**Written instruction:**
Write out the full set of records exactly. Any pictures in them do not belong in the copy.

**Given records:**

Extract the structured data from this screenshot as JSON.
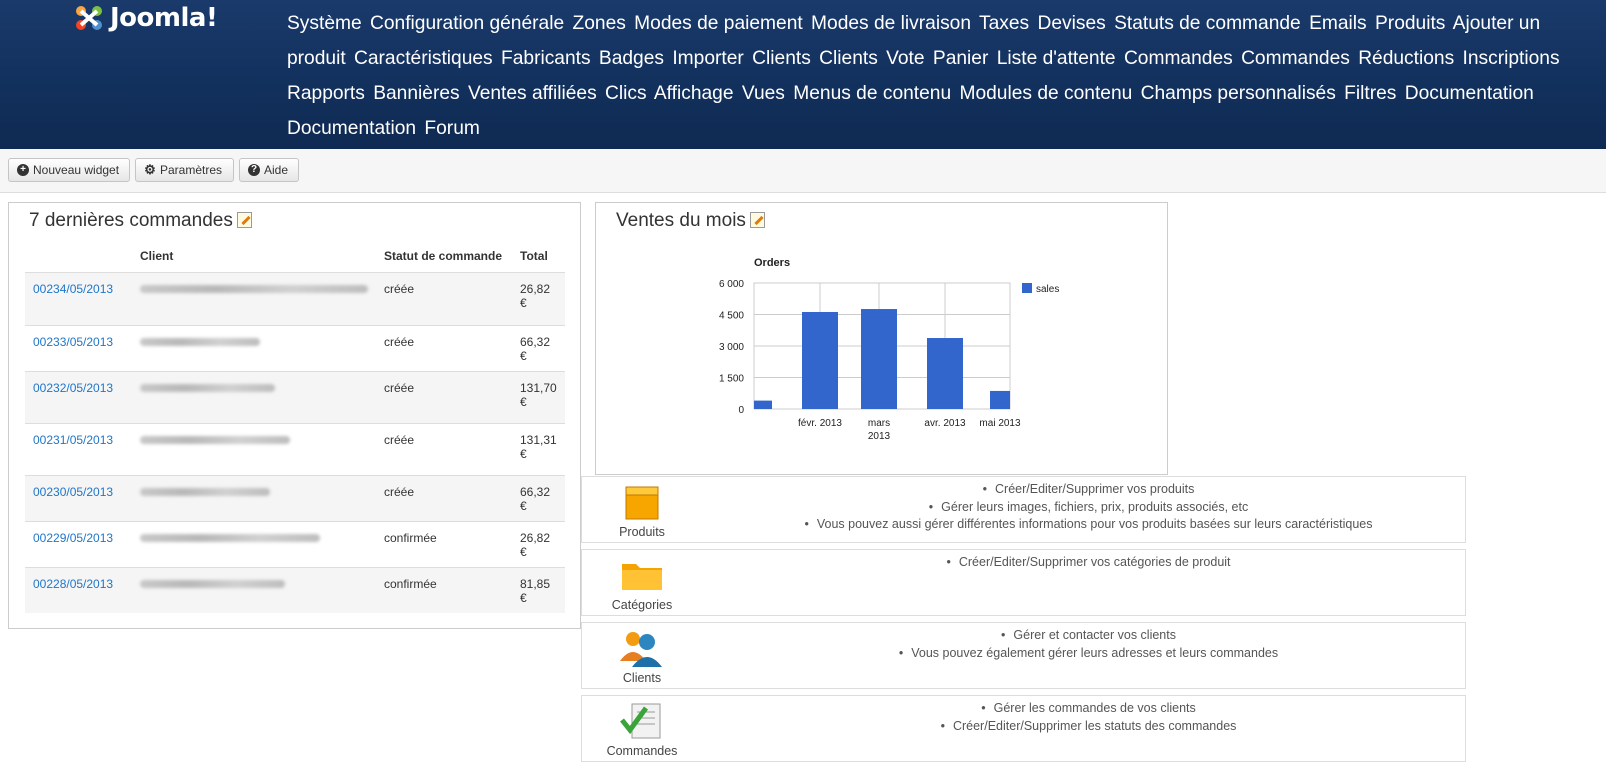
{
  "app": {
    "logo_text": "Joomla!"
  },
  "menu": [
    "Système",
    "Configuration générale",
    "Zones",
    "Modes de paiement",
    "Modes de livraison",
    "Taxes",
    "Devises",
    "Statuts de commande",
    "Emails",
    "Produits",
    "Ajouter un produit",
    "Caractéristiques",
    "Fabricants",
    "Badges",
    "Importer",
    "Clients",
    "Clients",
    "Vote",
    "Panier",
    "Liste d'attente",
    "Commandes",
    "Commandes",
    "Réductions",
    "Inscriptions",
    "Rapports",
    "Bannières",
    "Ventes affiliées",
    "Clics",
    "Affichage",
    "Vues",
    "Menus de contenu",
    "Modules de contenu",
    "Champs personnalisés",
    "Filtres",
    "Documentation",
    "Documentation",
    "Forum"
  ],
  "toolbar": {
    "new_widget": "Nouveau widget",
    "settings": "Paramètres",
    "help": "Aide"
  },
  "orders_widget": {
    "title": "7 dernières commandes",
    "headers": {
      "client": "Client",
      "status": "Statut de commande",
      "total": "Total"
    },
    "rows": [
      {
        "number": "00234/05/2013",
        "status": "créée",
        "total": "26,82 €"
      },
      {
        "number": "00233/05/2013",
        "status": "créée",
        "total": "66,32 €"
      },
      {
        "number": "00232/05/2013",
        "status": "créée",
        "total": "131,70 €"
      },
      {
        "number": "00231/05/2013",
        "status": "créée",
        "total": "131,31 €"
      },
      {
        "number": "00230/05/2013",
        "status": "créée",
        "total": "66,32 €"
      },
      {
        "number": "00229/05/2013",
        "status": "confirmée",
        "total": "26,82 €"
      },
      {
        "number": "00228/05/2013",
        "status": "confirmée",
        "total": "81,85 €"
      }
    ]
  },
  "sales_widget": {
    "title": "Ventes du mois"
  },
  "chart_data": {
    "type": "bar",
    "title": "Orders",
    "categories": [
      "",
      "févr. 2013",
      "mars 2013",
      "avr. 2013",
      "mai 2013"
    ],
    "series": [
      {
        "name": "sales",
        "values": [
          400,
          4620,
          4760,
          3380,
          860
        ],
        "color": "#3366cc"
      }
    ],
    "ylim": [
      0,
      6000
    ],
    "yticks": [
      "0",
      "1 500",
      "3 000",
      "4 500",
      "6 000"
    ],
    "ytick_values": [
      0,
      1500,
      3000,
      4500,
      6000
    ],
    "legend_position": "right",
    "grid": true
  },
  "quick_links": [
    {
      "label": "Produits",
      "icon": "box-icon",
      "lines": [
        "Créer/Editer/Supprimer vos produits",
        "Gérer leurs images, fichiers, prix, produits associés, etc",
        "Vous pouvez aussi gérer différentes informations pour vos produits basées sur leurs caractéristiques"
      ]
    },
    {
      "label": "Catégories",
      "icon": "folder-icon",
      "lines": [
        "Créer/Editer/Supprimer vos catégories de produit"
      ]
    },
    {
      "label": "Clients",
      "icon": "users-icon",
      "lines": [
        "Gérer et contacter vos clients",
        "Vous pouvez également gérer leurs adresses et leurs commandes"
      ]
    },
    {
      "label": "Commandes",
      "icon": "orders-icon",
      "lines": [
        "Gérer les commandes de vos clients",
        "Créer/Editer/Supprimer les statuts des commandes"
      ]
    }
  ]
}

**Result below:**
Extract the structured data from this screenshot as JSON.
{
  "app": {
    "logo_text": "Joomla!"
  },
  "menu": [
    "Système",
    "Configuration générale",
    "Zones",
    "Modes de paiement",
    "Modes de livraison",
    "Taxes",
    "Devises",
    "Statuts de commande",
    "Emails",
    "Produits",
    "Ajouter un produit",
    "Caractéristiques",
    "Fabricants",
    "Badges",
    "Importer",
    "Clients",
    "Clients",
    "Vote",
    "Panier",
    "Liste d'attente",
    "Commandes",
    "Commandes",
    "Réductions",
    "Inscriptions",
    "Rapports",
    "Bannières",
    "Ventes affiliées",
    "Clics",
    "Affichage",
    "Vues",
    "Menus de contenu",
    "Modules de contenu",
    "Champs personnalisés",
    "Filtres",
    "Documentation",
    "Documentation",
    "Forum"
  ],
  "toolbar": {
    "new_widget": "Nouveau widget",
    "settings": "Paramètres",
    "help": "Aide"
  },
  "orders_widget": {
    "title": "7 dernières commandes",
    "headers": {
      "client": "Client",
      "status": "Statut de commande",
      "total": "Total"
    },
    "rows": [
      {
        "number": "00234/05/2013",
        "status": "créée",
        "total": "26,82 €"
      },
      {
        "number": "00233/05/2013",
        "status": "créée",
        "total": "66,32 €"
      },
      {
        "number": "00232/05/2013",
        "status": "créée",
        "total": "131,70 €"
      },
      {
        "number": "00231/05/2013",
        "status": "créée",
        "total": "131,31 €"
      },
      {
        "number": "00230/05/2013",
        "status": "créée",
        "total": "66,32 €"
      },
      {
        "number": "00229/05/2013",
        "status": "confirmée",
        "total": "26,82 €"
      },
      {
        "number": "00228/05/2013",
        "status": "confirmée",
        "total": "81,85 €"
      }
    ]
  },
  "sales_widget": {
    "title": "Ventes du mois"
  },
  "chart_data": {
    "type": "bar",
    "title": "Orders",
    "categories": [
      "",
      "févr. 2013",
      "mars 2013",
      "avr. 2013",
      "mai 2013"
    ],
    "series": [
      {
        "name": "sales",
        "values": [
          400,
          4620,
          4760,
          3380,
          860
        ],
        "color": "#3366cc"
      }
    ],
    "ylim": [
      0,
      6000
    ],
    "yticks": [
      "0",
      "1 500",
      "3 000",
      "4 500",
      "6 000"
    ],
    "ytick_values": [
      0,
      1500,
      3000,
      4500,
      6000
    ],
    "legend_position": "right",
    "grid": true
  },
  "quick_links": [
    {
      "label": "Produits",
      "icon": "box-icon",
      "lines": [
        "Créer/Editer/Supprimer vos produits",
        "Gérer leurs images, fichiers, prix, produits associés, etc",
        "Vous pouvez aussi gérer différentes informations pour vos produits basées sur leurs caractéristiques"
      ]
    },
    {
      "label": "Catégories",
      "icon": "folder-icon",
      "lines": [
        "Créer/Editer/Supprimer vos catégories de produit"
      ]
    },
    {
      "label": "Clients",
      "icon": "users-icon",
      "lines": [
        "Gérer et contacter vos clients",
        "Vous pouvez également gérer leurs adresses et leurs commandes"
      ]
    },
    {
      "label": "Commandes",
      "icon": "orders-icon",
      "lines": [
        "Gérer les commandes de vos clients",
        "Créer/Editer/Supprimer les statuts des commandes"
      ]
    }
  ]
}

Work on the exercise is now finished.